━━━━━ RECORDS FOR THIS TASK

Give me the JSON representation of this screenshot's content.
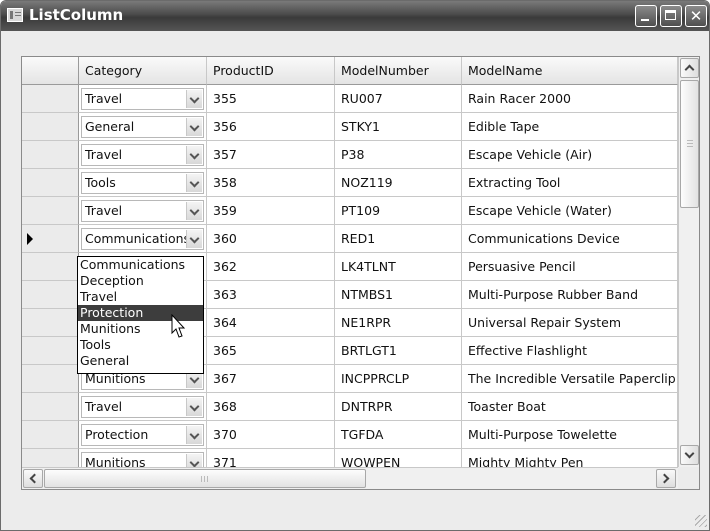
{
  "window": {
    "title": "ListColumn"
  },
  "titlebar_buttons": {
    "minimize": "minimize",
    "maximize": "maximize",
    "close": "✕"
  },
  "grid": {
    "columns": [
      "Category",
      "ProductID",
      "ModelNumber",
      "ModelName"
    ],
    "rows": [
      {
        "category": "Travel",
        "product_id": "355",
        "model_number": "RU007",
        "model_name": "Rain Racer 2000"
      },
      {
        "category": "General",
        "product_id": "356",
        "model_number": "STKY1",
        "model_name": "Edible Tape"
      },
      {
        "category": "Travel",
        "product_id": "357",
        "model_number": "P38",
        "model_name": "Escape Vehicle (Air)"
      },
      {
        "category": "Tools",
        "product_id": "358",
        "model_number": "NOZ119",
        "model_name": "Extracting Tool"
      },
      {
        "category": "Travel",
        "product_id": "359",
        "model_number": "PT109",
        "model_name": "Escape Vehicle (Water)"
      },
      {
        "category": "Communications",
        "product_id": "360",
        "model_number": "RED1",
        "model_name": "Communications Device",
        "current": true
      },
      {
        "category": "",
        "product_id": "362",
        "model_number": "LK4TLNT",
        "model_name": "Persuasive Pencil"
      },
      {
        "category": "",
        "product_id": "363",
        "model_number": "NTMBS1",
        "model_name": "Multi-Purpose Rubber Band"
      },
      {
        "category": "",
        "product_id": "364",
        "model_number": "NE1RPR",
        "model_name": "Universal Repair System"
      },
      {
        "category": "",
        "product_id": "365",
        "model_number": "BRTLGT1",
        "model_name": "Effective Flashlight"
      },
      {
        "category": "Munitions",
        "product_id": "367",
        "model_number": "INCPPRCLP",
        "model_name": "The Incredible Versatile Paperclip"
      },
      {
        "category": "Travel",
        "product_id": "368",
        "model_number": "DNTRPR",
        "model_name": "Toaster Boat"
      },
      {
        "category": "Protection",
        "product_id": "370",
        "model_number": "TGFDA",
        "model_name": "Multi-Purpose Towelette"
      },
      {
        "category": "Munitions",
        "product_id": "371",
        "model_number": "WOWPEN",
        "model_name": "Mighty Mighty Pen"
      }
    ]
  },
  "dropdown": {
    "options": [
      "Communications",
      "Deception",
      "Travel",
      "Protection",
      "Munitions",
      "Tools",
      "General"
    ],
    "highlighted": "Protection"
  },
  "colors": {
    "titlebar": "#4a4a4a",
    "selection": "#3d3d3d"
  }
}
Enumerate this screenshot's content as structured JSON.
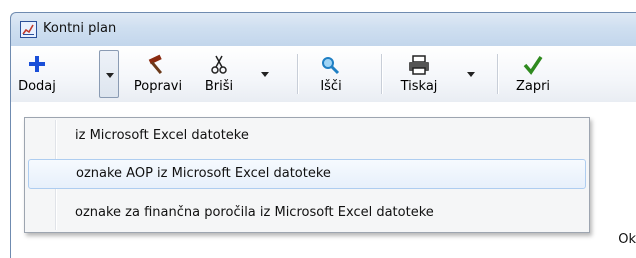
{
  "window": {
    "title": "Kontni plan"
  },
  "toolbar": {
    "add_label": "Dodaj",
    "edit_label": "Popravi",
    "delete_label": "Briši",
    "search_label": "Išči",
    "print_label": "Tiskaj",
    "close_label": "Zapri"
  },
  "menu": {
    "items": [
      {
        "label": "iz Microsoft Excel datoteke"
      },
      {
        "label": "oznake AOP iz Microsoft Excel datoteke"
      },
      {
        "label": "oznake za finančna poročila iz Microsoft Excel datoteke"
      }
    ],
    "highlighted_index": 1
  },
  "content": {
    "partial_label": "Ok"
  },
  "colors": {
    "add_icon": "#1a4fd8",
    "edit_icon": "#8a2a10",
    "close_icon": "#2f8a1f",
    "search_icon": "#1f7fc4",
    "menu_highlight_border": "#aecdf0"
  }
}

━━━━━━━━━━
━━━━━ RECORDS FOR THIS TASK

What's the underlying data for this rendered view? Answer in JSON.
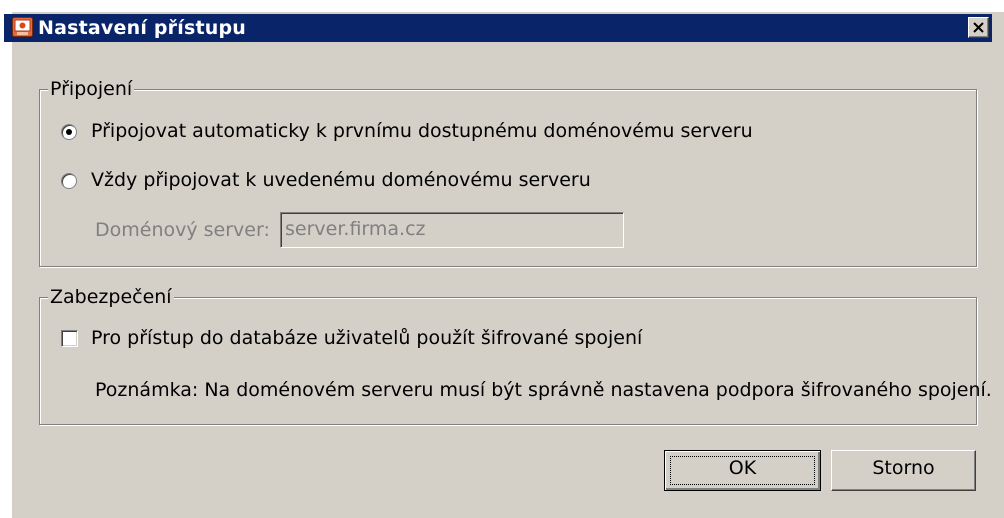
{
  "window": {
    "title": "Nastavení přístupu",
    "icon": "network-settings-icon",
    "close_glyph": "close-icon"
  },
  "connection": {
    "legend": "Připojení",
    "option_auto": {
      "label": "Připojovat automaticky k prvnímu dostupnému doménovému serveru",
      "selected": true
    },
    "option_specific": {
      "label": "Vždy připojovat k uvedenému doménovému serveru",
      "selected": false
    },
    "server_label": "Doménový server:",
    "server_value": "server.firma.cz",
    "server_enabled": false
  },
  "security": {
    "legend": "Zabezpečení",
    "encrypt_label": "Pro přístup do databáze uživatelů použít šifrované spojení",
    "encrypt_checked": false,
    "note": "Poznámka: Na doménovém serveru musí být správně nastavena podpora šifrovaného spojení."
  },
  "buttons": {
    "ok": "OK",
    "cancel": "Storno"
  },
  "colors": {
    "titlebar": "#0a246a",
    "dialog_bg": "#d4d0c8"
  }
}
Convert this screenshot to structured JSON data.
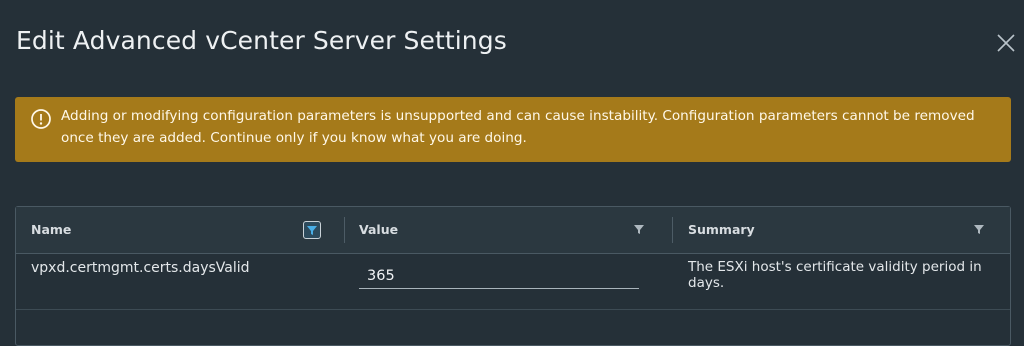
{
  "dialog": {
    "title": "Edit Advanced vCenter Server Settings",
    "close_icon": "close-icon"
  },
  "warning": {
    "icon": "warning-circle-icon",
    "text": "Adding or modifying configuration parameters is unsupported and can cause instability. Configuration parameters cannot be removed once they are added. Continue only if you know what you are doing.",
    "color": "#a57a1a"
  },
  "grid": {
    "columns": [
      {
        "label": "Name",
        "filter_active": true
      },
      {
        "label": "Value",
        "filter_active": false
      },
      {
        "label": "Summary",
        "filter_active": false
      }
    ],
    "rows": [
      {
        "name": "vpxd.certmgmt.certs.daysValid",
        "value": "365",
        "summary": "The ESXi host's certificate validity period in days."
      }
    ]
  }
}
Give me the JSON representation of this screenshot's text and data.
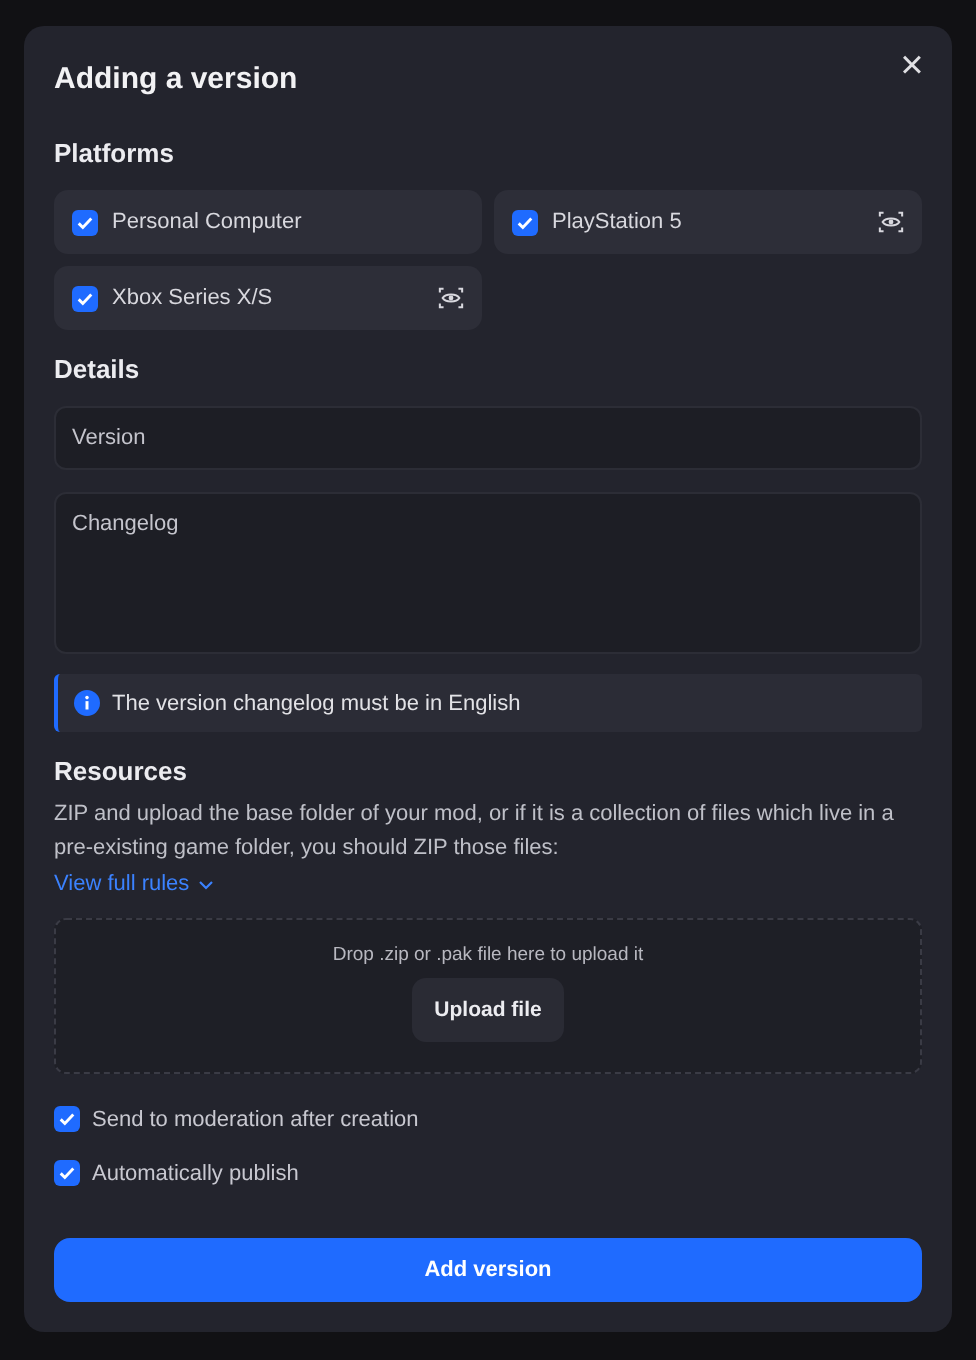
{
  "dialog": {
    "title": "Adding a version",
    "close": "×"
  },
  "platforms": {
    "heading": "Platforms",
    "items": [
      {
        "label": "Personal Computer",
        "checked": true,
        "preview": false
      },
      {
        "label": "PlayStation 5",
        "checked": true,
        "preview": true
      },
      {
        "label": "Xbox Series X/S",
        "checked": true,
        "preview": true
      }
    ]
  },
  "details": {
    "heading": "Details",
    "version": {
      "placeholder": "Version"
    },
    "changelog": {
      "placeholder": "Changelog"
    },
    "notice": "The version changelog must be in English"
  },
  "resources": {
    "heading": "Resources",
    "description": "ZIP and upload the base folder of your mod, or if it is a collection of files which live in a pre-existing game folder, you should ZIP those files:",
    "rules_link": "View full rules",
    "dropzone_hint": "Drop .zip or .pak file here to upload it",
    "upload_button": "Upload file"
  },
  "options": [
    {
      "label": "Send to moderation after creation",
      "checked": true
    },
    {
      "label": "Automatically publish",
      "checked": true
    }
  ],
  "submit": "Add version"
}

━━━━━━━━━━

OBJECTIVE: Lines from the records above that hold "placeholder" are the ones to list.

TASK OUTPUT:
      "placeholder": "Version"
      "placeholder": "Changelog"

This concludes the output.